» **RECORDS SUPPLIED**
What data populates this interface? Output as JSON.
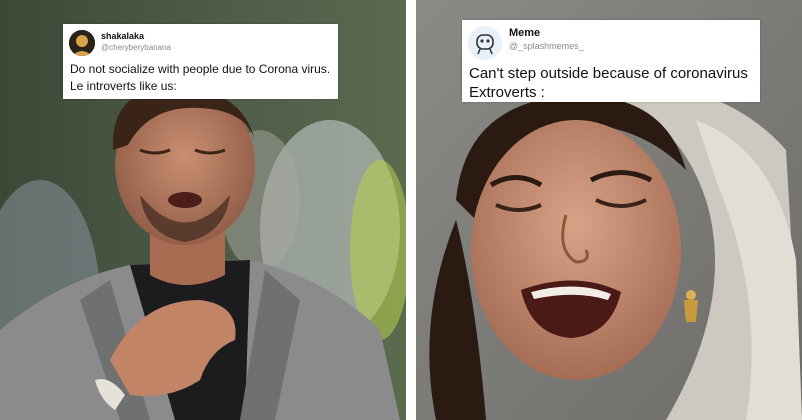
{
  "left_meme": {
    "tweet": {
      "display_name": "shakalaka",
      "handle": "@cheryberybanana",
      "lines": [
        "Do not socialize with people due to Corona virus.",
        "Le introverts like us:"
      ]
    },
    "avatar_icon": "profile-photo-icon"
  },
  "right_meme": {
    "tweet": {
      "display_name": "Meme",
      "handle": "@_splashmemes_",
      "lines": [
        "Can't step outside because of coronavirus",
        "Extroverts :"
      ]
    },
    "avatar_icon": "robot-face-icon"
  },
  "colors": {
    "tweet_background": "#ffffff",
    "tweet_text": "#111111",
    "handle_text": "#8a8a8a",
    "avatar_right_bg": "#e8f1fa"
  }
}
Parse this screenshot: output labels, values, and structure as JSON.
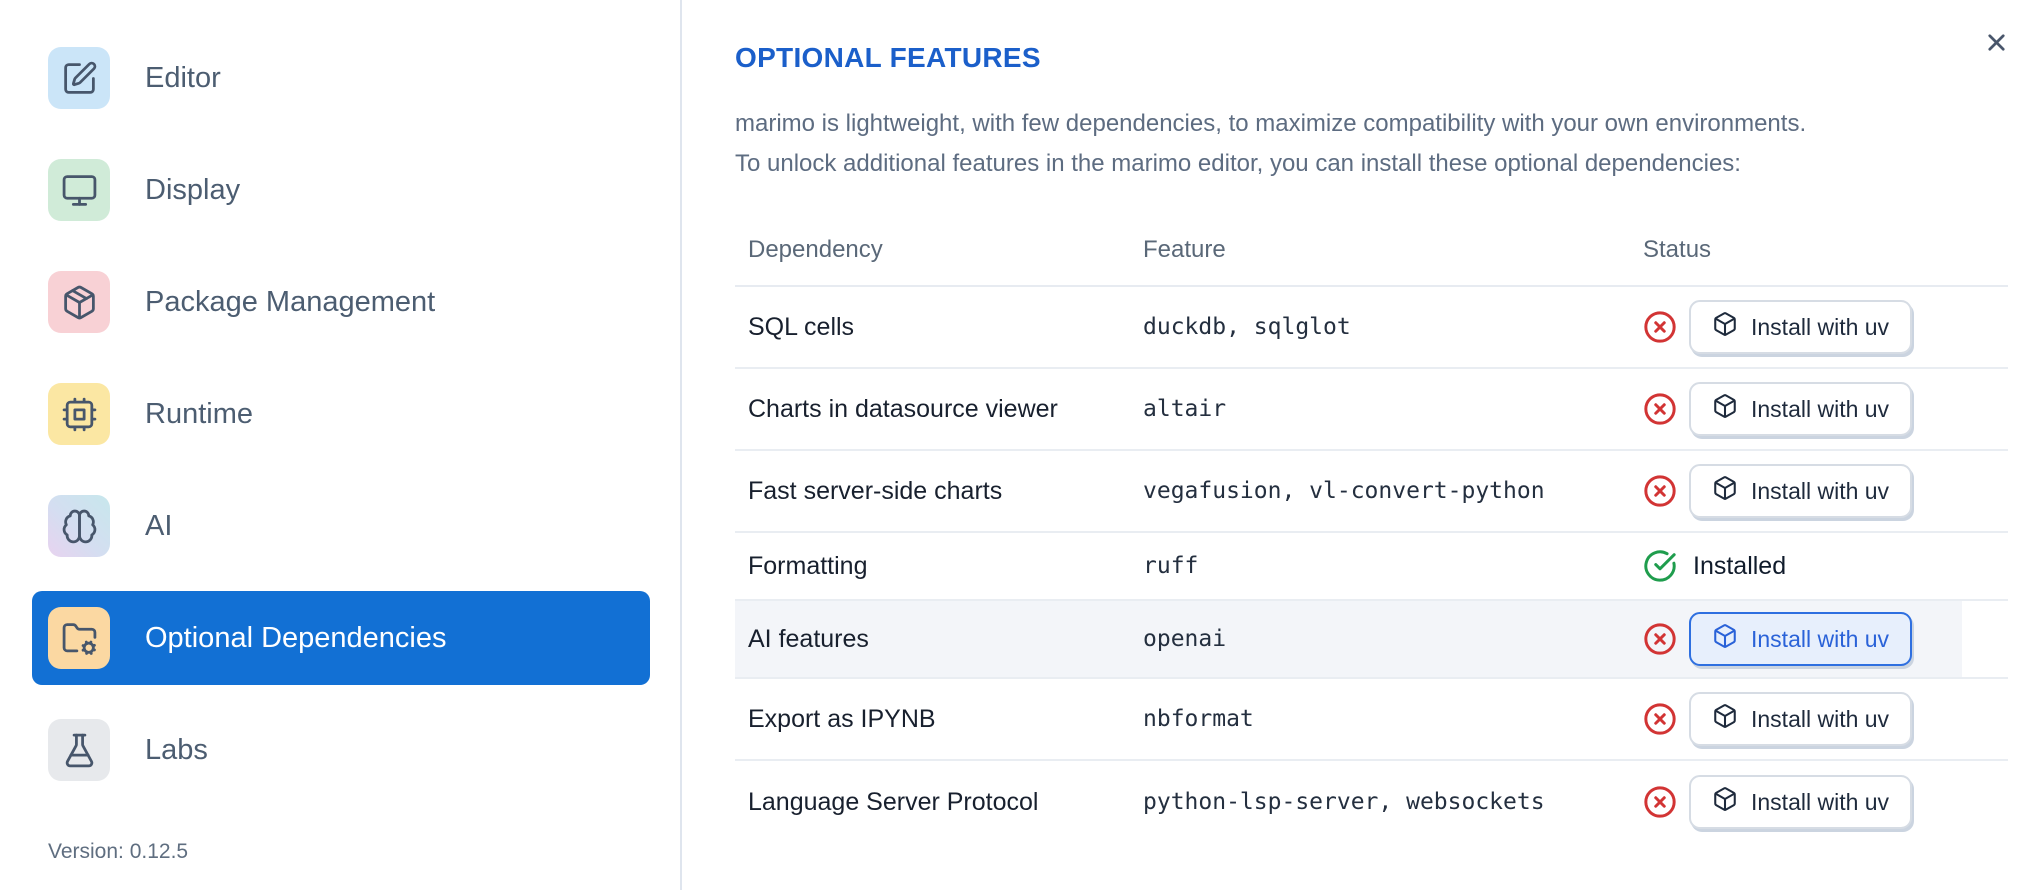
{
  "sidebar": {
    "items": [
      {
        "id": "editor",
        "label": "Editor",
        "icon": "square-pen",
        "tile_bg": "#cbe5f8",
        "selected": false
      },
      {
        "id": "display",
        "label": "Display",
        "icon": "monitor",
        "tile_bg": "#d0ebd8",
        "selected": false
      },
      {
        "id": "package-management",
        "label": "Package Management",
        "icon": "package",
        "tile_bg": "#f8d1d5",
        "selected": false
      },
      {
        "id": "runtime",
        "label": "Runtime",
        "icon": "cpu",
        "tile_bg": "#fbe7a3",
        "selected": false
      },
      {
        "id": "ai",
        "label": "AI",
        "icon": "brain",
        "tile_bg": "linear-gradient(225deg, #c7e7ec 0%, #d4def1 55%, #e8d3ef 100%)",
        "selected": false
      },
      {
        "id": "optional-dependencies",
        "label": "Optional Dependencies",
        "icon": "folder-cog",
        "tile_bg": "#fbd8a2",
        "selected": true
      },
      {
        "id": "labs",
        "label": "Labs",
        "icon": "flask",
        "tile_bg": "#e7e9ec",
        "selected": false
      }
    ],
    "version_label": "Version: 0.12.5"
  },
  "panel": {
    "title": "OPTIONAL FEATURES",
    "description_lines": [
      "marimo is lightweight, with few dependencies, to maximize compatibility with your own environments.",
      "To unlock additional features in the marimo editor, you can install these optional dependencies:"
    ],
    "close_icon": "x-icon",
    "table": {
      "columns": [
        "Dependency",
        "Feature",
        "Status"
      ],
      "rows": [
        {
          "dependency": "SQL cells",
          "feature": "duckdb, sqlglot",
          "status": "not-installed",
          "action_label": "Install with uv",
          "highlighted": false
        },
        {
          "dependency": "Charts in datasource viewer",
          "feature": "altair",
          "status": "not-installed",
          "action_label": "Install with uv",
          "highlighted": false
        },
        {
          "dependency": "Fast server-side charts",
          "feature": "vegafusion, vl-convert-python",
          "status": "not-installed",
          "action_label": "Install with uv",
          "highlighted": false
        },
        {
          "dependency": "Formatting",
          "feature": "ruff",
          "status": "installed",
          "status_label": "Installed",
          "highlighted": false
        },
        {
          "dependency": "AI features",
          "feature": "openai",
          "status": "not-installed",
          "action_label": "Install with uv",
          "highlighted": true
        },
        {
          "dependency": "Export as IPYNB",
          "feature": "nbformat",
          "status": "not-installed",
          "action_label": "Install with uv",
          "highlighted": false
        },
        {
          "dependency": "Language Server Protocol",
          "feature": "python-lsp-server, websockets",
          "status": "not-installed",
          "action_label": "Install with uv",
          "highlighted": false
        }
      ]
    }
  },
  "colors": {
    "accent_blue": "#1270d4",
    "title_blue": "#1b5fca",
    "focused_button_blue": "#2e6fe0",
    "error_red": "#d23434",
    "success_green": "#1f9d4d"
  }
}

» **PROBLEM TO SOLVE**
Omit the pictures; print the records above exactly.

» **RESPONSE TO THE EXERCISE**
What data populates this interface? Output as JSON.
{
  "left_meme": {
    "tweet": {
      "display_name": "shakalaka",
      "handle": "@cheryberybanana",
      "lines": [
        "Do not socialize with people due to Corona virus.",
        "Le introverts like us:"
      ]
    },
    "avatar_icon": "profile-photo-icon"
  },
  "right_meme": {
    "tweet": {
      "display_name": "Meme",
      "handle": "@_splashmemes_",
      "lines": [
        "Can't step outside because of coronavirus",
        "Extroverts :"
      ]
    },
    "avatar_icon": "robot-face-icon"
  },
  "colors": {
    "tweet_background": "#ffffff",
    "tweet_text": "#111111",
    "handle_text": "#8a8a8a",
    "avatar_right_bg": "#e8f1fa"
  }
}
Parse this screenshot: output labels, values, and structure as JSON.
{
  "sidebar": {
    "items": [
      {
        "id": "editor",
        "label": "Editor",
        "icon": "square-pen",
        "tile_bg": "#cbe5f8",
        "selected": false
      },
      {
        "id": "display",
        "label": "Display",
        "icon": "monitor",
        "tile_bg": "#d0ebd8",
        "selected": false
      },
      {
        "id": "package-management",
        "label": "Package Management",
        "icon": "package",
        "tile_bg": "#f8d1d5",
        "selected": false
      },
      {
        "id": "runtime",
        "label": "Runtime",
        "icon": "cpu",
        "tile_bg": "#fbe7a3",
        "selected": false
      },
      {
        "id": "ai",
        "label": "AI",
        "icon": "brain",
        "tile_bg": "linear-gradient(225deg, #c7e7ec 0%, #d4def1 55%, #e8d3ef 100%)",
        "selected": false
      },
      {
        "id": "optional-dependencies",
        "label": "Optional Dependencies",
        "icon": "folder-cog",
        "tile_bg": "#fbd8a2",
        "selected": true
      },
      {
        "id": "labs",
        "label": "Labs",
        "icon": "flask",
        "tile_bg": "#e7e9ec",
        "selected": false
      }
    ],
    "version_label": "Version: 0.12.5"
  },
  "panel": {
    "title": "OPTIONAL FEATURES",
    "description_lines": [
      "marimo is lightweight, with few dependencies, to maximize compatibility with your own environments.",
      "To unlock additional features in the marimo editor, you can install these optional dependencies:"
    ],
    "close_icon": "x-icon",
    "table": {
      "columns": [
        "Dependency",
        "Feature",
        "Status"
      ],
      "rows": [
        {
          "dependency": "SQL cells",
          "feature": "duckdb, sqlglot",
          "status": "not-installed",
          "action_label": "Install with uv",
          "highlighted": false
        },
        {
          "dependency": "Charts in datasource viewer",
          "feature": "altair",
          "status": "not-installed",
          "action_label": "Install with uv",
          "highlighted": false
        },
        {
          "dependency": "Fast server-side charts",
          "feature": "vegafusion, vl-convert-python",
          "status": "not-installed",
          "action_label": "Install with uv",
          "highlighted": false
        },
        {
          "dependency": "Formatting",
          "feature": "ruff",
          "status": "installed",
          "status_label": "Installed",
          "highlighted": false
        },
        {
          "dependency": "AI features",
          "feature": "openai",
          "status": "not-installed",
          "action_label": "Install with uv",
          "highlighted": true
        },
        {
          "dependency": "Export as IPYNB",
          "feature": "nbformat",
          "status": "not-installed",
          "action_label": "Install with uv",
          "highlighted": false
        },
        {
          "dependency": "Language Server Protocol",
          "feature": "python-lsp-server, websockets",
          "status": "not-installed",
          "action_label": "Install with uv",
          "highlighted": false
        }
      ]
    }
  },
  "colors": {
    "accent_blue": "#1270d4",
    "title_blue": "#1b5fca",
    "focused_button_blue": "#2e6fe0",
    "error_red": "#d23434",
    "success_green": "#1f9d4d"
  }
}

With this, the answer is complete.